Die Kommissarin will vor allem den Kinder- und Jugendschutz verbessern. Für den Nachwuchs sollte es einfach sein, Anmache übers Netz oder anstößige Inhalte zu melden, am besten über eine Art Notrufknopf, mit dem Betreiber oder andere zuständige Stellen "mit einem Klick" benachrichtigt werden könnten. Hierzulande hat das der Bund Deutscher Kriminalbeamter (BDK) mehrfach gefordert. Kroes plädierte auch dafür, die Einstellungen für den Datenschutz bei sozialen Netzwerken für jugendliche Nutzer standardmäßig hoch anzusetzen. Es solle auch mehr Werkzeuge zur Alterseinstufung von Online-Inhalten geben und die Kontrollmöglichkeiten der Eltern gestärkt werden. Die Kommissarin kündigte eine umfassende Initiative zum Einsatz neuer Technik gezielt für Kinder und Jugendliche an.

Noch nicht weitergekommen ist Kroes nach eigenen Angaben mit ihrem Ziel, "Breitband für alle" zu ermöglichen. Es sei nicht akzeptabel, dass der Ferne Osten die Technik und der "Ferne Westen" die Inhalte für das schnelle Internet liefere, während die Europäer nur die Kreditkarten zückten und die Welt im Breitbandrennen an sich vorbeirauschen ließen. Um die anderen einholen zu können sei ein Technologie-Mix mit Funk- und Satellitenverbindungen und ein starker Wettbewerb nötig. EU-Fördermittel sollen besser beansprucht werden. Mitte Juli wolle sie mit den Chefs großer Telekommunikationsanbieter das weitere Vorgehen besprechen.

> **Zu erledigen**:
Führe den Artikel über die Pläne der EU-Kommissarin Kroes zu Jugendschutz und Breitband im Anschluss an seinen letzten Satz weiter.

(Anmerkungen zu den Elementboxen)
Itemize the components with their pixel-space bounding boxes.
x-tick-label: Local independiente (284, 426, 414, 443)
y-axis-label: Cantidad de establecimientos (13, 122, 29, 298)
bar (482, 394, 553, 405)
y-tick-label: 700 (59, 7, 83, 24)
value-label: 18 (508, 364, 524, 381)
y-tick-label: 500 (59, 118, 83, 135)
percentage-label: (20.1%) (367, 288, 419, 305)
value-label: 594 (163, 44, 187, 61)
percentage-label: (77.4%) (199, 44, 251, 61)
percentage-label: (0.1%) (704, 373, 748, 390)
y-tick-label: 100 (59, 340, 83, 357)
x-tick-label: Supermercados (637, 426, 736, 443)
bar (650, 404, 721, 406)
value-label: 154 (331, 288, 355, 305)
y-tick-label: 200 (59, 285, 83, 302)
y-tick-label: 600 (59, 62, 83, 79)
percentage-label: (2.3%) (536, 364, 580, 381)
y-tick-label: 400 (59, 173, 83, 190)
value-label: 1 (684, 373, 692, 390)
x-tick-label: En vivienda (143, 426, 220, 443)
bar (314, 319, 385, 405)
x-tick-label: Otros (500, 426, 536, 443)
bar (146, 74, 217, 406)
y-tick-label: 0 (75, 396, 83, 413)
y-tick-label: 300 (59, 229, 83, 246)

> **Gelöste Aufgabe**:
Kroes hält es für nötig, das Vertrauen der Bürger ins Netz zu erhöhen und die Cybersicherheit zu gewährleisten. Dafür sei neben der Verwirklichung des einschlägigen Handlungsplans auch nötig, international enger zu kooperieren. So werde zum Jahresende eine erste Cyber-Übung mit den USA stattfinden. Außerdem wichtig für Kroes ist es, einen Binnenmarkt für digitale Inhalte zu schaffen, die Copyright-Bestimmungen "fitzumachen", die Roaming-Gebühren weiter einzugrenzen und die Nutzung von öffentlichen Informationen gemäß dem "Open Data"-Ansatz zu fördern.

In diesem Zusammenhang vergab Kroes Preise in den Wettbewerben "Open Data Challenge" und "Hack4Europe!" für die besten Ideen zur kreativen Weiterverwendung von Informationen des öffentlichen Sektors und von offenen Daten des Kulturbereichs. Jonas Gebhardt von der Universität Potsdam wurde für eine Anwendung ausgezeichnet, mit der sich Bürger über die Stadtplanung in ihrem Umfeld informieren können. Oliver O'Brien vom University College in London erhielt einen Preis für eine Anwendung, die für mehr als 30 Städte weltweit die aktuelle Situation von City-Bike-Systemen visualisiert. Jakub Jurkiewicz von der polnischen Firma iTraff Technology gewann einen Preis für eine Mobilanwendung, die das Foto eines beliebigen Gemäldes in einem Museum verarbeitet und eine Beschreibung des Bildes in einer beliebigen EU-Sprache ausgibt. (anw)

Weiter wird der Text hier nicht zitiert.